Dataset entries

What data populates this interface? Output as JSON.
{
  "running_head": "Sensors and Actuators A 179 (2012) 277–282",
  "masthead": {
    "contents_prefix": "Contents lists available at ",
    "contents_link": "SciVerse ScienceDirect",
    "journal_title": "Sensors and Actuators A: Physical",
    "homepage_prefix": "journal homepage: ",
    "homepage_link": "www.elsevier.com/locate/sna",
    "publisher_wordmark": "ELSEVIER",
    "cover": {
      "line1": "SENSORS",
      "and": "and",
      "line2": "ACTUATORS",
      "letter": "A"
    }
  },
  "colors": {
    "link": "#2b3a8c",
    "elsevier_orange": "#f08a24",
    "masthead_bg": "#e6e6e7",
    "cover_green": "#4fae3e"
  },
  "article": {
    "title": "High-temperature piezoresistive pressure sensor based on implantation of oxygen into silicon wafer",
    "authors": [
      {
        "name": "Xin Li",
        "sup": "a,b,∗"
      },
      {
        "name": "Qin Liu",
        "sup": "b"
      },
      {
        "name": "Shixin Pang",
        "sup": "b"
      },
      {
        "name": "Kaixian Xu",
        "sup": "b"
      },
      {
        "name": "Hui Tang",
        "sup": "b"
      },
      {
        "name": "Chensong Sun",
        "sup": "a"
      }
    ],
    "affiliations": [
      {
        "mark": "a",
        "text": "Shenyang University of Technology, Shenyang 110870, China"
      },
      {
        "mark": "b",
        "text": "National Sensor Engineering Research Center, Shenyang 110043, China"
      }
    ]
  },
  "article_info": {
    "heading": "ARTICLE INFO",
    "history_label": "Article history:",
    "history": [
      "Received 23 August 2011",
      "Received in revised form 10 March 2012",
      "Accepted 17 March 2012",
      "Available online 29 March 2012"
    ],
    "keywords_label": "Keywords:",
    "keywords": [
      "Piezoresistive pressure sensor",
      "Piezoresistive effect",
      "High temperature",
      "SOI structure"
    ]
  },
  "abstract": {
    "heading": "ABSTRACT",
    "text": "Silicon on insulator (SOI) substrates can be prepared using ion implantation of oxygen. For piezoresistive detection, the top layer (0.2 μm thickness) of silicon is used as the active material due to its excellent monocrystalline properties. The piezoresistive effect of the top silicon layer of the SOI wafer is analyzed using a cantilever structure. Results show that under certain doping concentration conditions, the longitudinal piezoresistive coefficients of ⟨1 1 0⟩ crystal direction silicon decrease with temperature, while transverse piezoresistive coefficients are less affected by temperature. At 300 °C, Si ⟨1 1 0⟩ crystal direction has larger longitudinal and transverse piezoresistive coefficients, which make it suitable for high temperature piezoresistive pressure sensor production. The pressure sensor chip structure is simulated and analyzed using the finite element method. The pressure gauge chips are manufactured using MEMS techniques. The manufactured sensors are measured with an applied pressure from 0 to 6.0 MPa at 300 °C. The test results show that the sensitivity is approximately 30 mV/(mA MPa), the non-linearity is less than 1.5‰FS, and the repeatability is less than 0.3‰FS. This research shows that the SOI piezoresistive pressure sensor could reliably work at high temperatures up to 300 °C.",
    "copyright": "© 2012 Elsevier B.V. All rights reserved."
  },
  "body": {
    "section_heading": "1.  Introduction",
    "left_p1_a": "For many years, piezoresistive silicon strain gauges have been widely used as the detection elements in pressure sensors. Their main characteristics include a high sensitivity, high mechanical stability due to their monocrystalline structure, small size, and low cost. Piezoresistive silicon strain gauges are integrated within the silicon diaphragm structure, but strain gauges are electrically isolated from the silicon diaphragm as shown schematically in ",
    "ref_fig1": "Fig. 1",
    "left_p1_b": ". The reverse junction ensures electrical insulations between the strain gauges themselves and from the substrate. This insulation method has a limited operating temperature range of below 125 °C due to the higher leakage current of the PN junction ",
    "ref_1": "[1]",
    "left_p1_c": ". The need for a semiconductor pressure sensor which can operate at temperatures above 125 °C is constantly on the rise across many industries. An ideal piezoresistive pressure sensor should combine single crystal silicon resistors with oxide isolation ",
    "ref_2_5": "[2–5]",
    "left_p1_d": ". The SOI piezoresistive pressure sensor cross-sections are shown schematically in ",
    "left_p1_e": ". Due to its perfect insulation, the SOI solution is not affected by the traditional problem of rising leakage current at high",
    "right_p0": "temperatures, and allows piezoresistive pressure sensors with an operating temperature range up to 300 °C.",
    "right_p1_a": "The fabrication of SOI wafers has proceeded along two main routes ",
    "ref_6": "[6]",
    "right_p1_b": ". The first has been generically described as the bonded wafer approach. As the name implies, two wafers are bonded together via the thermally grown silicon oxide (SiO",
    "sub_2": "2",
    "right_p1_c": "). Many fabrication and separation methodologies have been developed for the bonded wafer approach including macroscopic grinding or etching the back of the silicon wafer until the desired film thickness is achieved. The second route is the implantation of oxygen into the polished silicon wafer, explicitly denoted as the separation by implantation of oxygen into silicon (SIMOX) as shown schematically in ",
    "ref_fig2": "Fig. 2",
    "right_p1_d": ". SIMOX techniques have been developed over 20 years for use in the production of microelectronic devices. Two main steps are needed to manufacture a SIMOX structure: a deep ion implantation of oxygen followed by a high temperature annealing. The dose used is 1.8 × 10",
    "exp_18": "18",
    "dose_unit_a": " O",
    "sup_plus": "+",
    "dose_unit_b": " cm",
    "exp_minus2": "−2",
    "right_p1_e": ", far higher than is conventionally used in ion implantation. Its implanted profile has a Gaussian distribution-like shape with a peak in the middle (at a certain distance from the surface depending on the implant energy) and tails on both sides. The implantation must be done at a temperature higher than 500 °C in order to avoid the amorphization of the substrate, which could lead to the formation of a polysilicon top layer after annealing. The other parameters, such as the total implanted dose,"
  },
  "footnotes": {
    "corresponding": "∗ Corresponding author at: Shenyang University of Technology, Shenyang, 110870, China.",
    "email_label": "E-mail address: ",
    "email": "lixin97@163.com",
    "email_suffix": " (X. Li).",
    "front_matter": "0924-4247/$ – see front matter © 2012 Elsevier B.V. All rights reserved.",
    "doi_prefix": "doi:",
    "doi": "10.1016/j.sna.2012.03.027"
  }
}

DIRECTIVE: Retype the material in full. Each word must match.

FINAL RESULT:
What data populates this interface? Output as JSON.
{
  "running_head": "Sensors and Actuators A 179 (2012) 277–282",
  "masthead": {
    "contents_prefix": "Contents lists available at ",
    "contents_link": "SciVerse ScienceDirect",
    "journal_title": "Sensors and Actuators A: Physical",
    "homepage_prefix": "journal homepage: ",
    "homepage_link": "www.elsevier.com/locate/sna",
    "publisher_wordmark": "ELSEVIER",
    "cover": {
      "line1": "SENSORS",
      "and": "and",
      "line2": "ACTUATORS",
      "letter": "A"
    }
  },
  "colors": {
    "link": "#2b3a8c",
    "elsevier_orange": "#f08a24",
    "masthead_bg": "#e6e6e7",
    "cover_green": "#4fae3e"
  },
  "article": {
    "title": "High-temperature piezoresistive pressure sensor based on implantation of oxygen into silicon wafer",
    "authors": [
      {
        "name": "Xin Li",
        "sup": "a,b,∗"
      },
      {
        "name": "Qin Liu",
        "sup": "b"
      },
      {
        "name": "Shixin Pang",
        "sup": "b"
      },
      {
        "name": "Kaixian Xu",
        "sup": "b"
      },
      {
        "name": "Hui Tang",
        "sup": "b"
      },
      {
        "name": "Chensong Sun",
        "sup": "a"
      }
    ],
    "affiliations": [
      {
        "mark": "a",
        "text": "Shenyang University of Technology, Shenyang 110870, China"
      },
      {
        "mark": "b",
        "text": "National Sensor Engineering Research Center, Shenyang 110043, China"
      }
    ]
  },
  "article_info": {
    "heading": "ARTICLE INFO",
    "history_label": "Article history:",
    "history": [
      "Received 23 August 2011",
      "Received in revised form 10 March 2012",
      "Accepted 17 March 2012",
      "Available online 29 March 2012"
    ],
    "keywords_label": "Keywords:",
    "keywords": [
      "Piezoresistive pressure sensor",
      "Piezoresistive effect",
      "High temperature",
      "SOI structure"
    ]
  },
  "abstract": {
    "heading": "ABSTRACT",
    "text": "Silicon on insulator (SOI) substrates can be prepared using ion implantation of oxygen. For piezoresistive detection, the top layer (0.2 μm thickness) of silicon is used as the active material due to its excellent monocrystalline properties. The piezoresistive effect of the top silicon layer of the SOI wafer is analyzed using a cantilever structure. Results show that under certain doping concentration conditions, the longitudinal piezoresistive coefficients of ⟨1 1 0⟩ crystal direction silicon decrease with temperature, while transverse piezoresistive coefficients are less affected by temperature. At 300 °C, Si ⟨1 1 0⟩ crystal direction has larger longitudinal and transverse piezoresistive coefficients, which make it suitable for high temperature piezoresistive pressure sensor production. The pressure sensor chip structure is simulated and analyzed using the finite element method. The pressure gauge chips are manufactured using MEMS techniques. The manufactured sensors are measured with an applied pressure from 0 to 6.0 MPa at 300 °C. The test results show that the sensitivity is approximately 30 mV/(mA MPa), the non-linearity is less than 1.5‰FS, and the repeatability is less than 0.3‰FS. This research shows that the SOI piezoresistive pressure sensor could reliably work at high temperatures up to 300 °C.",
    "copyright": "© 2012 Elsevier B.V. All rights reserved."
  },
  "body": {
    "section_heading": "1.  Introduction",
    "left_p1_a": "For many years, piezoresistive silicon strain gauges have been widely used as the detection elements in pressure sensors. Their main characteristics include a high sensitivity, high mechanical stability due to their monocrystalline structure, small size, and low cost. Piezoresistive silicon strain gauges are integrated within the silicon diaphragm structure, but strain gauges are electrically isolated from the silicon diaphragm as shown schematically in ",
    "ref_fig1": "Fig. 1",
    "left_p1_b": ". The reverse junction ensures electrical insulations between the strain gauges themselves and from the substrate. This insulation method has a limited operating temperature range of below 125 °C due to the higher leakage current of the PN junction ",
    "ref_1": "[1]",
    "left_p1_c": ". The need for a semiconductor pressure sensor which can operate at temperatures above 125 °C is constantly on the rise across many industries. An ideal piezoresistive pressure sensor should combine single crystal silicon resistors with oxide isolation ",
    "ref_2_5": "[2–5]",
    "left_p1_d": ". The SOI piezoresistive pressure sensor cross-sections are shown schematically in ",
    "left_p1_e": ". Due to its perfect insulation, the SOI solution is not affected by the traditional problem of rising leakage current at high",
    "right_p0": "temperatures, and allows piezoresistive pressure sensors with an operating temperature range up to 300 °C.",
    "right_p1_a": "The fabrication of SOI wafers has proceeded along two main routes ",
    "ref_6": "[6]",
    "right_p1_b": ". The first has been generically described as the bonded wafer approach. As the name implies, two wafers are bonded together via the thermally grown silicon oxide (SiO",
    "sub_2": "2",
    "right_p1_c": "). Many fabrication and separation methodologies have been developed for the bonded wafer approach including macroscopic grinding or etching the back of the silicon wafer until the desired film thickness is achieved. The second route is the implantation of oxygen into the polished silicon wafer, explicitly denoted as the separation by implantation of oxygen into silicon (SIMOX) as shown schematically in ",
    "ref_fig2": "Fig. 2",
    "right_p1_d": ". SIMOX techniques have been developed over 20 years for use in the production of microelectronic devices. Two main steps are needed to manufacture a SIMOX structure: a deep ion implantation of oxygen followed by a high temperature annealing. The dose used is 1.8 × 10",
    "exp_18": "18",
    "dose_unit_a": " O",
    "sup_plus": "+",
    "dose_unit_b": " cm",
    "exp_minus2": "−2",
    "right_p1_e": ", far higher than is conventionally used in ion implantation. Its implanted profile has a Gaussian distribution-like shape with a peak in the middle (at a certain distance from the surface depending on the implant energy) and tails on both sides. The implantation must be done at a temperature higher than 500 °C in order to avoid the amorphization of the substrate, which could lead to the formation of a polysilicon top layer after annealing. The other parameters, such as the total implanted dose,"
  },
  "footnotes": {
    "corresponding": "∗ Corresponding author at: Shenyang University of Technology, Shenyang, 110870, China.",
    "email_label": "E-mail address: ",
    "email": "lixin97@163.com",
    "email_suffix": " (X. Li).",
    "front_matter": "0924-4247/$ – see front matter © 2012 Elsevier B.V. All rights reserved.",
    "doi_prefix": "doi:",
    "doi": "10.1016/j.sna.2012.03.027"
  }
}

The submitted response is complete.